■ **What is needed**
List each line of the data that holds the word "name".
** START Stored records **
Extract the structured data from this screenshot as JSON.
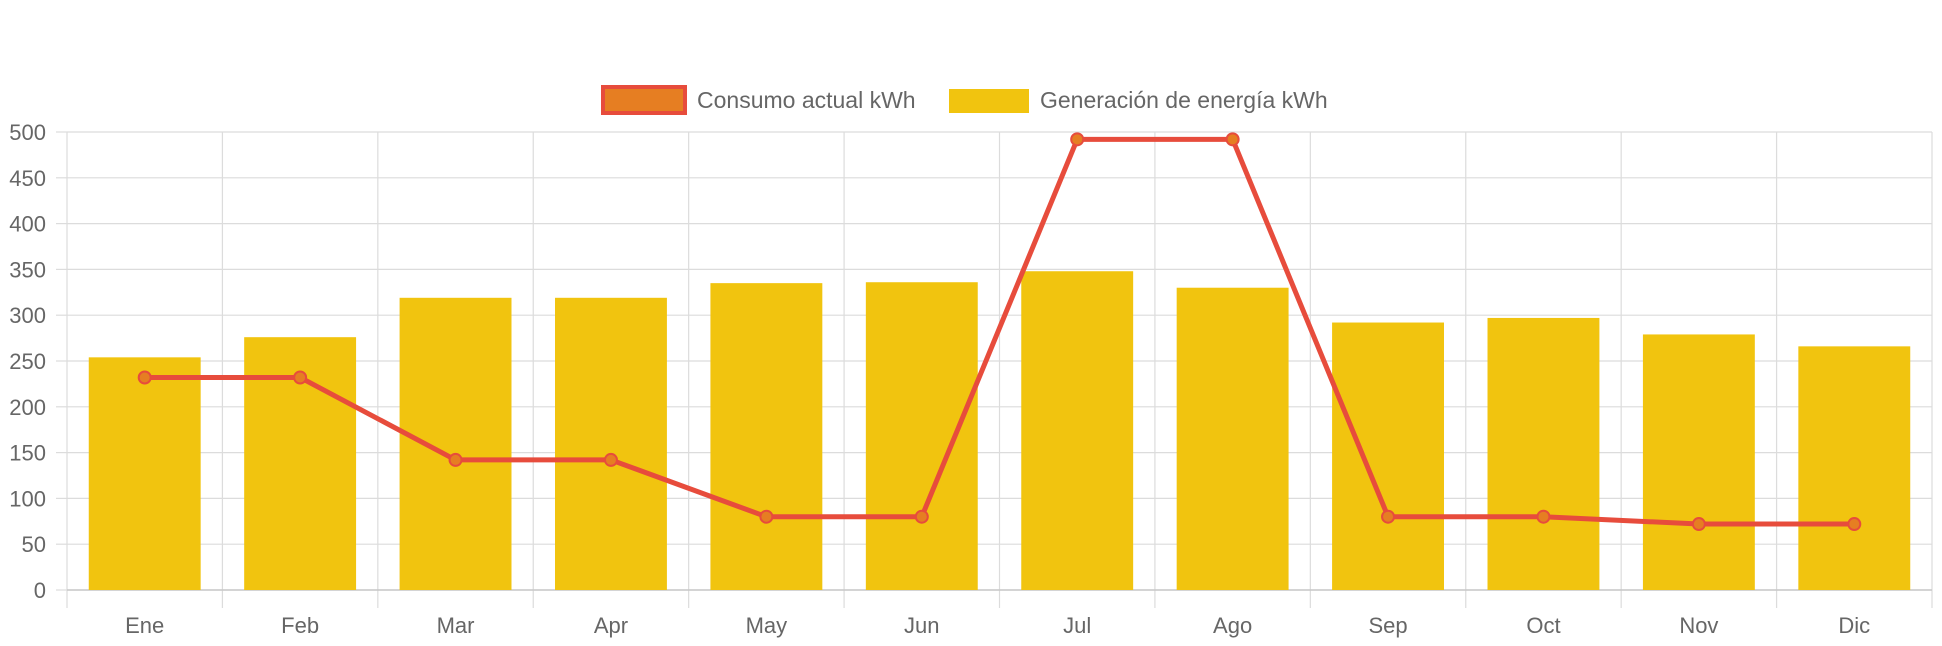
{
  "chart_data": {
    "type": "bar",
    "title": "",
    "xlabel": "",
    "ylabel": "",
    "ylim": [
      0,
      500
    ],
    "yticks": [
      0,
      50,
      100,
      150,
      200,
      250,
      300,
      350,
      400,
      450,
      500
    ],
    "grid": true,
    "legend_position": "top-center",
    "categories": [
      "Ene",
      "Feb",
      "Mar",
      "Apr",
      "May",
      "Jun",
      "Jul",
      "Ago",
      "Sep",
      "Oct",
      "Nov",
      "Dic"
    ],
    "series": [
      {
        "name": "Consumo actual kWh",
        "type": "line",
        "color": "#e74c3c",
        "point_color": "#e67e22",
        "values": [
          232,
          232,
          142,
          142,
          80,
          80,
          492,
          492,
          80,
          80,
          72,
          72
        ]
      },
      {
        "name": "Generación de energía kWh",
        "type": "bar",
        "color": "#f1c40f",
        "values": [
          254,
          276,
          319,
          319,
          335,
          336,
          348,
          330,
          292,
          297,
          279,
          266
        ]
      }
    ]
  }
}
** END Stored records **
** START Stored records **
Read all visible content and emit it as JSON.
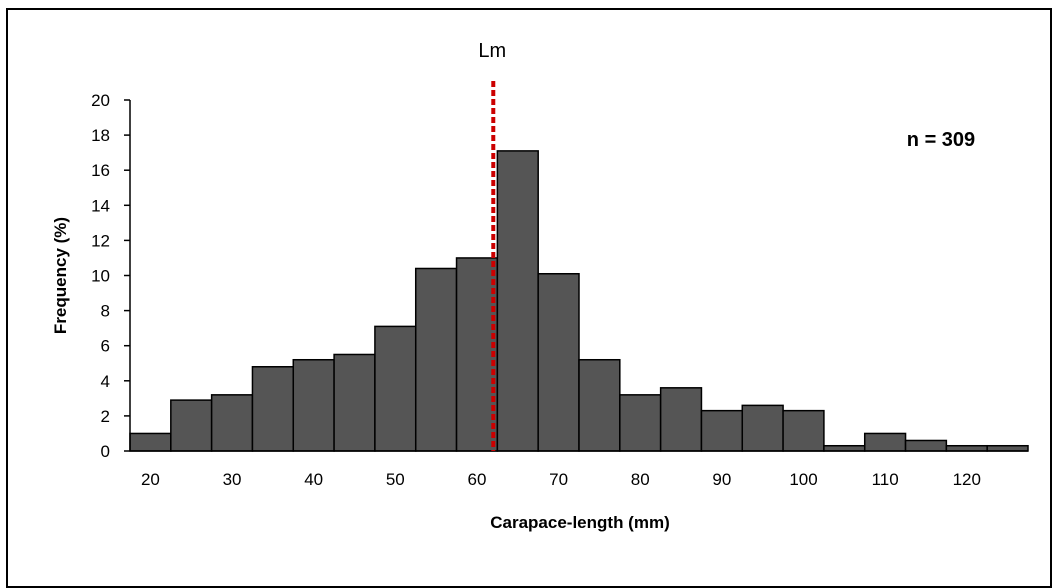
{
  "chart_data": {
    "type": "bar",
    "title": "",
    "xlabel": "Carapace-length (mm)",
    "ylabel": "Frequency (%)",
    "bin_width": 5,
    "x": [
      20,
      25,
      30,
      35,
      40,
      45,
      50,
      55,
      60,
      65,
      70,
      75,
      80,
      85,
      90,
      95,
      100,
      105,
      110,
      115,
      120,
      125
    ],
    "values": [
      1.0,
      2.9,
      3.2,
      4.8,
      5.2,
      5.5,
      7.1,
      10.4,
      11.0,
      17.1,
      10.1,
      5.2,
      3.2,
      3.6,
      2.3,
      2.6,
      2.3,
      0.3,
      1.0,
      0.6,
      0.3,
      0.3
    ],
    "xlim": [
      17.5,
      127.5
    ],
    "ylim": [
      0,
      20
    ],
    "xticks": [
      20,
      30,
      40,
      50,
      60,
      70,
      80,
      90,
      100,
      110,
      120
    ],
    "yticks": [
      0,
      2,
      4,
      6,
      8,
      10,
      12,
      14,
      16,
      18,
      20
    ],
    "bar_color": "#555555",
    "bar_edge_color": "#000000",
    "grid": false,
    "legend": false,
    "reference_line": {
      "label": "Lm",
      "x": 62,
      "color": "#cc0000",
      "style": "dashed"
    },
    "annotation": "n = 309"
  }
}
** END Stored records **
■ **The reply**
        "name": "Consumo actual kWh",
        "name": "Generación de energía kWh",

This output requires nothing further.